- WRITTEN PROBLEM: Collect each line of the entries that holds the string "this".
........
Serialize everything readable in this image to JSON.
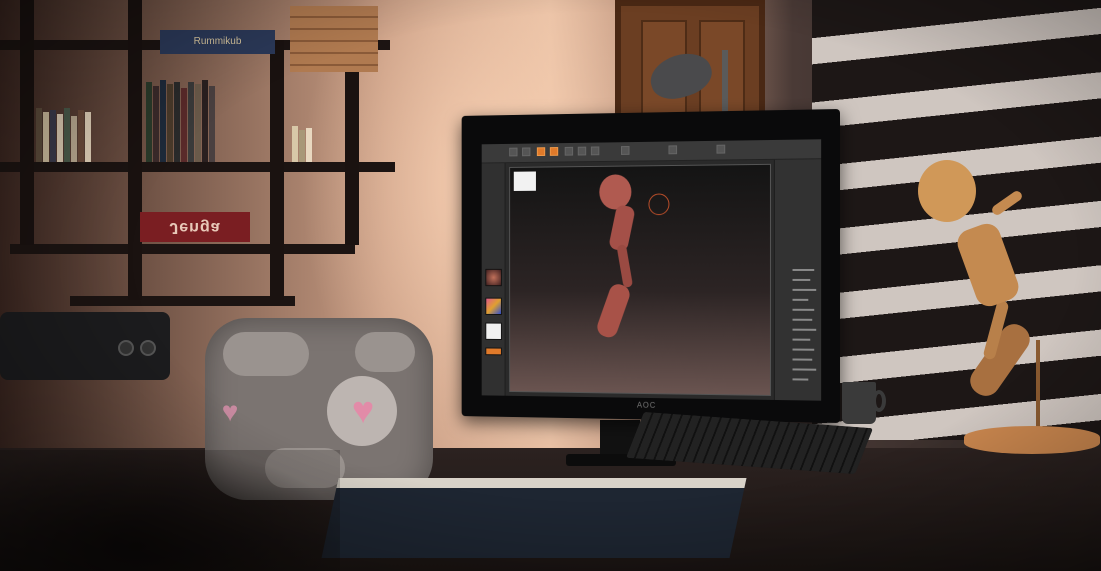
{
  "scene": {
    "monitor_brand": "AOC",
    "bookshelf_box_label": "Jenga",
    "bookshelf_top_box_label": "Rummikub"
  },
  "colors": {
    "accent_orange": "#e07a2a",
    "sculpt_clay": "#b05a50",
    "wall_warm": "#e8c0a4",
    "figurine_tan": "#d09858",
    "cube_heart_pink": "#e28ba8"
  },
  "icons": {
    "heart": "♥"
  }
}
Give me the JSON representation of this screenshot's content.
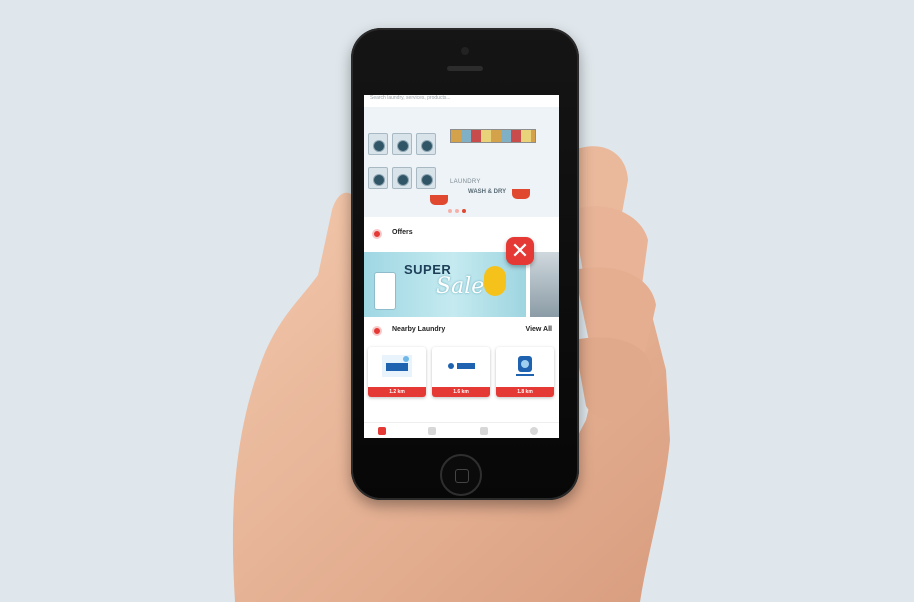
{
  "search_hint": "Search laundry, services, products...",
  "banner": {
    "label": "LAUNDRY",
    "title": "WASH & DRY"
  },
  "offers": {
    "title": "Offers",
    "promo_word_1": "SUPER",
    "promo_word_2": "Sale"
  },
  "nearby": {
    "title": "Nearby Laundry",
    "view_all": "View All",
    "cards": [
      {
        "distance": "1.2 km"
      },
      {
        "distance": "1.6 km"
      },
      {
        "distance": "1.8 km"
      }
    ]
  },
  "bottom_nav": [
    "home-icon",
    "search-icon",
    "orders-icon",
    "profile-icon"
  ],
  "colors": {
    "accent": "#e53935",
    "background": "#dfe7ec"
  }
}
........
- WRITTEN ANSWER:
Serialize everything readable in this image to JSON.
Give me the JSON representation of this screenshot's content.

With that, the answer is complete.